PROBLEM STATEMENT: Restate each line of the listing exactly, without carrying over any pictures.

···

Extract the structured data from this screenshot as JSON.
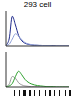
{
  "chart_data": [
    {
      "type": "line",
      "title": "293 cell",
      "x": [
        0,
        5,
        10,
        15,
        20,
        25,
        30,
        35,
        40,
        45,
        50,
        55,
        60,
        65,
        70,
        75,
        80,
        85,
        90,
        95,
        100
      ],
      "xlim": [
        0,
        100
      ],
      "ylim": [
        0,
        100
      ],
      "tick_labels": false,
      "series": [
        {
          "color": "#1f2a8c",
          "values": [
            2,
            20,
            85,
            60,
            30,
            15,
            8,
            5,
            3,
            2,
            2,
            1,
            1,
            1,
            1,
            1,
            0,
            0,
            0,
            0,
            0
          ]
        },
        {
          "color": "#8fa0d8",
          "values": [
            1,
            5,
            20,
            35,
            28,
            18,
            10,
            6,
            4,
            3,
            2,
            2,
            1,
            1,
            1,
            0,
            0,
            0,
            0,
            0,
            0
          ]
        }
      ]
    },
    {
      "type": "line",
      "x": [
        0,
        5,
        10,
        15,
        20,
        25,
        30,
        35,
        40,
        45,
        50,
        55,
        60,
        65,
        70,
        75,
        80,
        85,
        90,
        95,
        100
      ],
      "xlim": [
        0,
        100
      ],
      "ylim": [
        0,
        100
      ],
      "tick_labels": false,
      "series": [
        {
          "color": "#9a9a9a",
          "values": [
            1,
            8,
            30,
            25,
            12,
            6,
            3,
            2,
            1,
            1,
            1,
            0,
            0,
            0,
            0,
            0,
            0,
            0,
            0,
            0,
            0
          ]
        },
        {
          "color": "#2ca02c",
          "values": [
            1,
            3,
            10,
            30,
            45,
            35,
            22,
            14,
            9,
            6,
            4,
            3,
            2,
            1,
            1,
            1,
            0,
            0,
            0,
            0,
            0
          ]
        }
      ]
    }
  ]
}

···

TASK ANSWER:
Extract the structured data from this screenshot as JSON.
{
  "chart_data": [
    {
      "type": "line",
      "title": "293 cell",
      "x": [
        0,
        5,
        10,
        15,
        20,
        25,
        30,
        35,
        40,
        45,
        50,
        55,
        60,
        65,
        70,
        75,
        80,
        85,
        90,
        95,
        100
      ],
      "xlim": [
        0,
        100
      ],
      "ylim": [
        0,
        100
      ],
      "tick_labels": false,
      "series": [
        {
          "color": "#1f2a8c",
          "values": [
            2,
            20,
            85,
            60,
            30,
            15,
            8,
            5,
            3,
            2,
            2,
            1,
            1,
            1,
            1,
            1,
            0,
            0,
            0,
            0,
            0
          ]
        },
        {
          "color": "#8fa0d8",
          "values": [
            1,
            5,
            20,
            35,
            28,
            18,
            10,
            6,
            4,
            3,
            2,
            2,
            1,
            1,
            1,
            0,
            0,
            0,
            0,
            0,
            0
          ]
        }
      ]
    },
    {
      "type": "line",
      "x": [
        0,
        5,
        10,
        15,
        20,
        25,
        30,
        35,
        40,
        45,
        50,
        55,
        60,
        65,
        70,
        75,
        80,
        85,
        90,
        95,
        100
      ],
      "xlim": [
        0,
        100
      ],
      "ylim": [
        0,
        100
      ],
      "tick_labels": false,
      "series": [
        {
          "color": "#9a9a9a",
          "values": [
            1,
            8,
            30,
            25,
            12,
            6,
            3,
            2,
            1,
            1,
            1,
            0,
            0,
            0,
            0,
            0,
            0,
            0,
            0,
            0,
            0
          ]
        },
        {
          "color": "#2ca02c",
          "values": [
            1,
            3,
            10,
            30,
            45,
            35,
            22,
            14,
            9,
            6,
            4,
            3,
            2,
            1,
            1,
            1,
            0,
            0,
            0,
            0,
            0
          ]
        }
      ]
    }
  ]
}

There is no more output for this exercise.